>> BEGIN MATERIAL FOR THIS TASK

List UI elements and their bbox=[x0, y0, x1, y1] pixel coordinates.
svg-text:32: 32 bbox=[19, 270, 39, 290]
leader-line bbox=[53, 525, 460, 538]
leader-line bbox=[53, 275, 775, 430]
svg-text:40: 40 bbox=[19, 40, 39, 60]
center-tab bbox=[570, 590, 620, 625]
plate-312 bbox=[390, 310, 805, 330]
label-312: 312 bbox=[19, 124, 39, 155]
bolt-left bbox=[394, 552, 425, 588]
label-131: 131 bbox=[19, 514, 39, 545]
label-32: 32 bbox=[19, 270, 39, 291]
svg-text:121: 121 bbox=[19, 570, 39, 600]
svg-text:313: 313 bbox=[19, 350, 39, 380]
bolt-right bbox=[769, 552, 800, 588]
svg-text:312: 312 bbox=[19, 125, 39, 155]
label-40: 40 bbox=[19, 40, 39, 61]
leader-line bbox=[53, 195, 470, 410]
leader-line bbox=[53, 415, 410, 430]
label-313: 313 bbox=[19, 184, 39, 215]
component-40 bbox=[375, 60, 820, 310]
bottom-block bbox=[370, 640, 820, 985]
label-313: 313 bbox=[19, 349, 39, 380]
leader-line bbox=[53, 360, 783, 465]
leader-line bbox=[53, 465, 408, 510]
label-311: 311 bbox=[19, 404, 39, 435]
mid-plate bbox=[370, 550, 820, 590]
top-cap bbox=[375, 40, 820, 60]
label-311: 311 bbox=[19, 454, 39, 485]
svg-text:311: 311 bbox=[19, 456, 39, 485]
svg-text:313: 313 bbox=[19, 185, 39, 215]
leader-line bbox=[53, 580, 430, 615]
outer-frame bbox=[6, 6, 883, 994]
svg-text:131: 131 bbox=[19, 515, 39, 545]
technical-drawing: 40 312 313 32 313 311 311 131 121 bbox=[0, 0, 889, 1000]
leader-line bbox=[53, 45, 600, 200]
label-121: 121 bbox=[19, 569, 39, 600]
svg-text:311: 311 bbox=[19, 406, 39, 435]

>> END MATERIAL FOR THIS TASK

THE REQUEST: Copy the rows above word for word.

REPLY:
List UI elements and their bbox=[x0, y0, x1, y1] pixel coordinates.
svg-text:32: 32 bbox=[19, 270, 39, 290]
leader-line bbox=[53, 525, 460, 538]
leader-line bbox=[53, 275, 775, 430]
svg-text:40: 40 bbox=[19, 40, 39, 60]
center-tab bbox=[570, 590, 620, 625]
plate-312 bbox=[390, 310, 805, 330]
label-312: 312 bbox=[19, 124, 39, 155]
bolt-left bbox=[394, 552, 425, 588]
label-131: 131 bbox=[19, 514, 39, 545]
label-32: 32 bbox=[19, 270, 39, 291]
svg-text:121: 121 bbox=[19, 570, 39, 600]
svg-text:313: 313 bbox=[19, 350, 39, 380]
bolt-right bbox=[769, 552, 800, 588]
svg-text:312: 312 bbox=[19, 125, 39, 155]
label-40: 40 bbox=[19, 40, 39, 61]
leader-line bbox=[53, 195, 470, 410]
leader-line bbox=[53, 415, 410, 430]
label-313: 313 bbox=[19, 184, 39, 215]
component-40 bbox=[375, 60, 820, 310]
bottom-block bbox=[370, 640, 820, 985]
label-313: 313 bbox=[19, 349, 39, 380]
leader-line bbox=[53, 360, 783, 465]
leader-line bbox=[53, 465, 408, 510]
label-311: 311 bbox=[19, 404, 39, 435]
mid-plate bbox=[370, 550, 820, 590]
top-cap bbox=[375, 40, 820, 60]
label-311: 311 bbox=[19, 454, 39, 485]
svg-text:311: 311 bbox=[19, 456, 39, 485]
svg-text:313: 313 bbox=[19, 185, 39, 215]
leader-line bbox=[53, 580, 430, 615]
outer-frame bbox=[6, 6, 883, 994]
svg-text:131: 131 bbox=[19, 515, 39, 545]
technical-drawing: 40 312 313 32 313 311 311 131 121 bbox=[0, 0, 889, 1000]
leader-line bbox=[53, 45, 600, 200]
label-121: 121 bbox=[19, 569, 39, 600]
svg-text:311: 311 bbox=[19, 406, 39, 435]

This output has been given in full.